What you should do –
Please reproduce word for word the stretch of the material below from the line containing "titlebar-dropdown-caret[interactable]: ▼ [140,5,148,12]" through the line containing "price-tick-label: 1,550.00 [551,194,594,207]", including both of those lines.

Given records –
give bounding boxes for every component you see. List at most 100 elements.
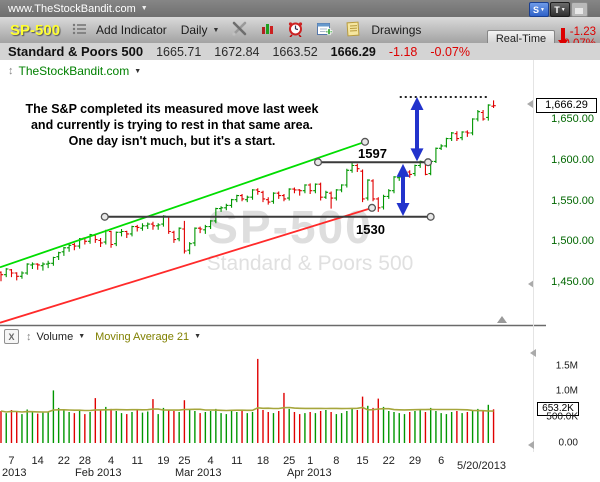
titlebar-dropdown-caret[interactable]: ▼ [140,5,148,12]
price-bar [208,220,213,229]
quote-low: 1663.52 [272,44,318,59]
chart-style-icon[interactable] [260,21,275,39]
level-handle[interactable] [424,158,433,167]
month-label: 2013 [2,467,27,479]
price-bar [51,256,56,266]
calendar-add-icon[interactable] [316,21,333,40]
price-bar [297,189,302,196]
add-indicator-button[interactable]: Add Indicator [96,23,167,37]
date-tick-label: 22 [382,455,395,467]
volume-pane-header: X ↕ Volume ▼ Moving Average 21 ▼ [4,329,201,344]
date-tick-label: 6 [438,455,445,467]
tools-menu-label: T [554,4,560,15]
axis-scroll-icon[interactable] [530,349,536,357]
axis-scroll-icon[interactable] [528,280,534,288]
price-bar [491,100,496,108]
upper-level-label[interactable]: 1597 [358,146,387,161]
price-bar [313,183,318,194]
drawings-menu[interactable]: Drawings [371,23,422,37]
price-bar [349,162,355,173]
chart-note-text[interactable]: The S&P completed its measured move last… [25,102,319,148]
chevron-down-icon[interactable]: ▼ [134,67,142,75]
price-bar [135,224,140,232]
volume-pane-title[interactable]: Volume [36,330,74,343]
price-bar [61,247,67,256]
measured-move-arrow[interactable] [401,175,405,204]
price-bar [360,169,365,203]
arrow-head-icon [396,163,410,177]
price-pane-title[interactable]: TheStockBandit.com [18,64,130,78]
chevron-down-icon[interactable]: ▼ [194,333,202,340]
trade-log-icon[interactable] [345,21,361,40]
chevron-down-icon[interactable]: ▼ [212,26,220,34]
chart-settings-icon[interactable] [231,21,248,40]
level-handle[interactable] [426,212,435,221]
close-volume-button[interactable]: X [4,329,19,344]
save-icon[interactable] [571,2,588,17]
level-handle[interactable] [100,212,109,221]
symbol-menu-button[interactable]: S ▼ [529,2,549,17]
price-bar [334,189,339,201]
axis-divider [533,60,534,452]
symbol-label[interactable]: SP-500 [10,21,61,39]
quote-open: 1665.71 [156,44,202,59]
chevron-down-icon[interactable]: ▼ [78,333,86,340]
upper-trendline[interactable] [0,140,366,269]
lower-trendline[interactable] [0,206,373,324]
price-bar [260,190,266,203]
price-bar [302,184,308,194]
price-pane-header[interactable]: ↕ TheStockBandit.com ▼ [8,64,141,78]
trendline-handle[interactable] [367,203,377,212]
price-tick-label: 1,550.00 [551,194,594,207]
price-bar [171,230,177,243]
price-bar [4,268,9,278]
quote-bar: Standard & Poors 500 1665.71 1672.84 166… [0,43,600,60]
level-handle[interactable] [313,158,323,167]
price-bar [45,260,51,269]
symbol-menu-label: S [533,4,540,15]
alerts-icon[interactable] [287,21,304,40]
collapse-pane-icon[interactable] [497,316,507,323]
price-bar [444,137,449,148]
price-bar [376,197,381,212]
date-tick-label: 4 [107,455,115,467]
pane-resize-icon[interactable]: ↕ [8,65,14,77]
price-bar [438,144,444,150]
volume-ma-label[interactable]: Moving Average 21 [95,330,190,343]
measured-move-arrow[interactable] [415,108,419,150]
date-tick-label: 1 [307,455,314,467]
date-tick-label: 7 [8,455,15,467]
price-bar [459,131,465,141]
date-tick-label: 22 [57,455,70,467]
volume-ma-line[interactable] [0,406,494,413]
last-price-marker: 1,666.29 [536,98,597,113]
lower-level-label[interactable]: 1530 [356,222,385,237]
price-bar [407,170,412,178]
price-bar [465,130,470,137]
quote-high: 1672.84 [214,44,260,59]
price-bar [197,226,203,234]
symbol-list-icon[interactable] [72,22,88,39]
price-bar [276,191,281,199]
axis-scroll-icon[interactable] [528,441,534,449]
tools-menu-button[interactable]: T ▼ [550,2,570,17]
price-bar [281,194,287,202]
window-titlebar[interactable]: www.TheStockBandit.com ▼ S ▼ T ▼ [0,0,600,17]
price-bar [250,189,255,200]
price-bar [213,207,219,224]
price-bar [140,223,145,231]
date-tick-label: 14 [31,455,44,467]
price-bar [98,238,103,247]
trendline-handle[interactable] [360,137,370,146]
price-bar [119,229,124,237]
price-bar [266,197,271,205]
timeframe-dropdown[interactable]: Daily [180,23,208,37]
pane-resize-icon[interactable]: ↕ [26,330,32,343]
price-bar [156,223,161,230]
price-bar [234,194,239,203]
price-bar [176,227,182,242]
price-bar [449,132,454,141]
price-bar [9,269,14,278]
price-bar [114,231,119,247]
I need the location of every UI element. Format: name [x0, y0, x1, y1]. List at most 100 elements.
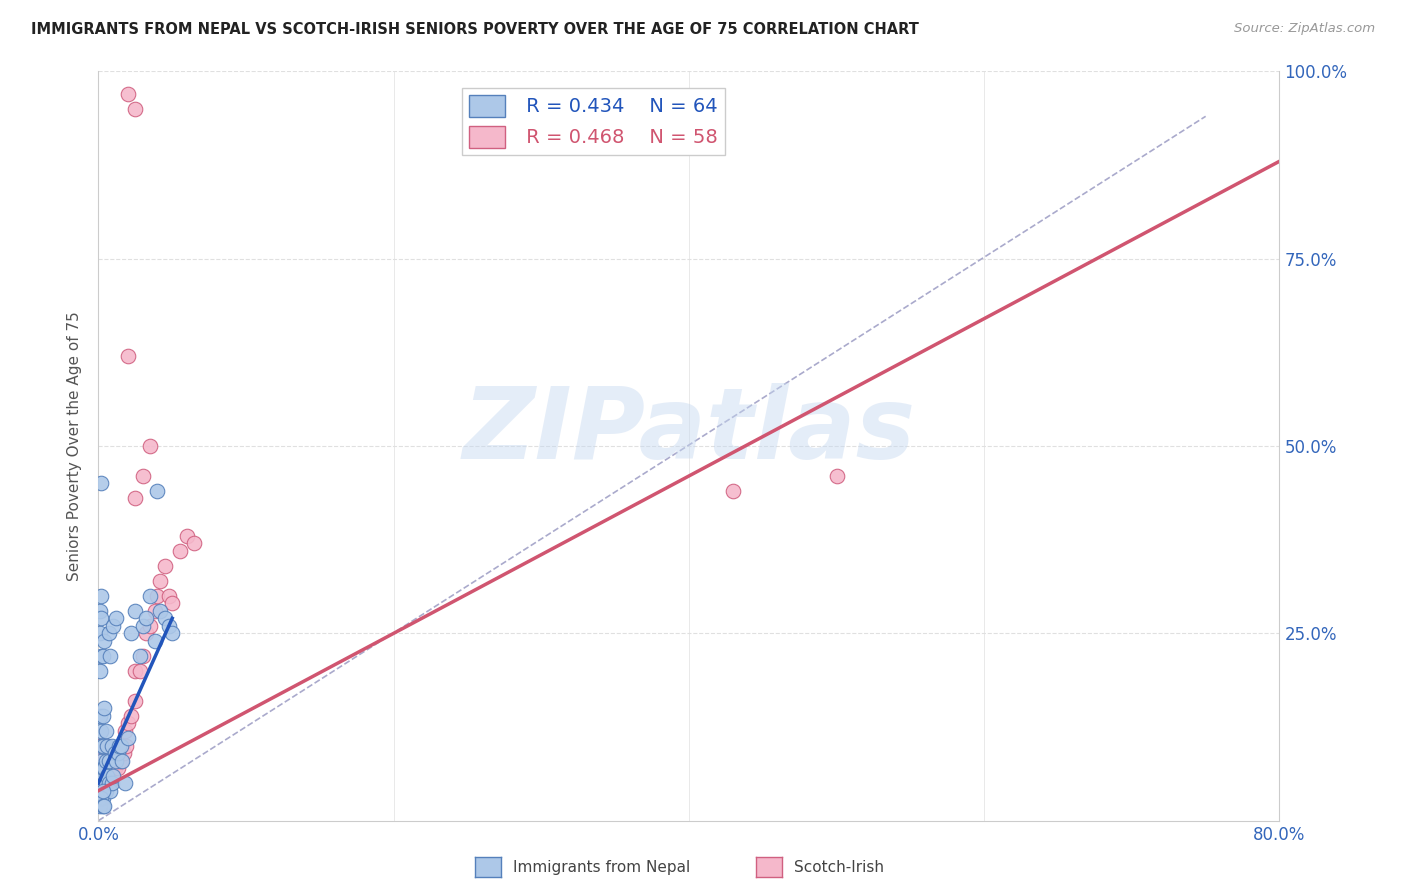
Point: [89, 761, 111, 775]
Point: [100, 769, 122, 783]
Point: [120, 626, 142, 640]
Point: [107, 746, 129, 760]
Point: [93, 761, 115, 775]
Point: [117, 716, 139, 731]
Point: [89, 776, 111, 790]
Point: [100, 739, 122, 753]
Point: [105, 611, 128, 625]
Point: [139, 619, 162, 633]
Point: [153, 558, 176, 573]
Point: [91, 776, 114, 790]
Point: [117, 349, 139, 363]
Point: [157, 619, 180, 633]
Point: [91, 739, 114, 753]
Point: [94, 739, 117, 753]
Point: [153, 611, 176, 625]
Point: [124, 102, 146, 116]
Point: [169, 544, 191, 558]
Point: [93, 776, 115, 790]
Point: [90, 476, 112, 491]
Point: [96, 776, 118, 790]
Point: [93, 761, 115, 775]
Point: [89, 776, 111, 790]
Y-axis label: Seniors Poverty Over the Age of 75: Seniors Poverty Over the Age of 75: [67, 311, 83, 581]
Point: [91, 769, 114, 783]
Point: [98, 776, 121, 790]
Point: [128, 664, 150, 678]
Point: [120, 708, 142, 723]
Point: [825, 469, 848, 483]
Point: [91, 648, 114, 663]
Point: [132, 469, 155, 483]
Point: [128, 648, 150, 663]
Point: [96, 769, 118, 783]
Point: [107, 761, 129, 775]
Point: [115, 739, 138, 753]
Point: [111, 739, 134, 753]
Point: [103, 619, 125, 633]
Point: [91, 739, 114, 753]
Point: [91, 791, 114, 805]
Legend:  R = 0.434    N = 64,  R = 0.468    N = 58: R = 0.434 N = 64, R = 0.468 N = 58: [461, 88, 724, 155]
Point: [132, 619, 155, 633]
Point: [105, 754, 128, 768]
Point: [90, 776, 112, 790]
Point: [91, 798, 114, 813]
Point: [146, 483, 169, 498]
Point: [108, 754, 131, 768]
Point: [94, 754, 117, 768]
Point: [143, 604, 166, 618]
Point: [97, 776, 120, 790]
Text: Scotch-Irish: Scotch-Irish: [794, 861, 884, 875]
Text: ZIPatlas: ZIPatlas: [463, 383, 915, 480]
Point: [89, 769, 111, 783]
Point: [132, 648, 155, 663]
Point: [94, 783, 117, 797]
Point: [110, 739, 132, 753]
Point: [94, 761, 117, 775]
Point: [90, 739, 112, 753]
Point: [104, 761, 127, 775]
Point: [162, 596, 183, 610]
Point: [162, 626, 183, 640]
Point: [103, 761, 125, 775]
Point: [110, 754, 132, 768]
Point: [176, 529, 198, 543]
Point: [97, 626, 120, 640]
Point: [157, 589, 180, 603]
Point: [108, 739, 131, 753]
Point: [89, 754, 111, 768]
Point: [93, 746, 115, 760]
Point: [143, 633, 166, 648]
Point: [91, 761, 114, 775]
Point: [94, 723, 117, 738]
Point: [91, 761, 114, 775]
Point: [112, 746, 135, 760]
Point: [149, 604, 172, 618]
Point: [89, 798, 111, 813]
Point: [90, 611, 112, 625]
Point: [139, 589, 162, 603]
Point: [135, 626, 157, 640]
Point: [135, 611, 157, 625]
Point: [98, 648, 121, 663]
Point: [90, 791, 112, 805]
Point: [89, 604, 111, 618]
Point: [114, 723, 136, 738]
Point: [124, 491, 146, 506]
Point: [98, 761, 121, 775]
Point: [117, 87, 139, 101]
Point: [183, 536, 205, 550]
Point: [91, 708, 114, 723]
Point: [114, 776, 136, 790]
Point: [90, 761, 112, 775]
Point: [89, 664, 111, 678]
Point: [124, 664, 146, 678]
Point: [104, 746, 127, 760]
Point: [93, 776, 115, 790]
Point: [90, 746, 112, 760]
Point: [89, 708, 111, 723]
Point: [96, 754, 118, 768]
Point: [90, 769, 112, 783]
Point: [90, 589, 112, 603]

Result –
titlebar-dropdown-caret[interactable]: ▼ [140,5,148,12]
price-bar [208,220,213,229]
quote-low: 1663.52 [272,44,318,59]
chart-style-icon[interactable] [260,21,275,39]
level-handle[interactable] [424,158,433,167]
month-label: 2013 [2,467,27,479]
price-bar [51,256,56,266]
calendar-add-icon[interactable] [316,21,333,40]
price-bar [297,189,302,196]
add-indicator-button[interactable]: Add Indicator [96,23,167,37]
date-tick-label: 22 [382,455,395,467]
volume-pane-header: X ↕ Volume ▼ Moving Average 21 ▼ [4,329,201,344]
date-tick-label: 6 [438,455,445,467]
tools-menu-label: T [554,4,560,15]
axis-scroll-icon[interactable] [530,349,536,357]
axis-scroll-icon[interactable] [528,280,534,288]
price-bar [491,100,496,108]
upper-level-label[interactable]: 1597 [358,146,387,161]
price-bar [313,183,318,194]
drawings-menu[interactable]: Drawings [371,23,422,37]
price-bar [349,162,355,173]
chart-note-text[interactable]: The S&P completed its measured move last… [25,102,319,148]
chevron-down-icon[interactable]: ▼ [134,67,142,75]
price-bar [135,224,140,232]
volume-pane-title[interactable]: Volume [36,330,74,343]
price-bar [61,247,67,256]
measured-move-arrow[interactable] [401,175,405,204]
price-bar [360,169,365,203]
arrow-head-icon [396,163,410,177]
price-pane-title[interactable]: TheStockBandit.com [18,64,130,78]
chevron-down-icon[interactable]: ▼ [194,333,202,340]
trade-log-icon[interactable] [345,21,361,40]
chevron-down-icon[interactable]: ▼ [212,26,220,34]
chart-settings-icon[interactable] [231,21,248,40]
level-handle[interactable] [426,212,435,221]
close-volume-button[interactable]: X [4,329,19,344]
save-icon[interactable] [571,2,588,17]
level-handle[interactable] [100,212,109,221]
symbol-menu-button[interactable]: S ▼ [529,2,549,17]
price-bar [334,189,339,201]
axis-divider [533,60,534,452]
symbol-label[interactable]: SP-500 [10,21,61,39]
quote-open: 1665.71 [156,44,202,59]
chevron-down-icon[interactable]: ▼ [78,333,86,340]
upper-trendline[interactable] [0,140,366,269]
lower-trendline[interactable] [0,206,373,324]
price-bar [260,190,266,203]
price-bar [302,184,308,194]
price-pane-header[interactable]: ↕ TheStockBandit.com ▼ [8,64,141,78]
trendline-handle[interactable] [367,203,377,212]
price-tick-label: 1,550.00 [551,194,594,207]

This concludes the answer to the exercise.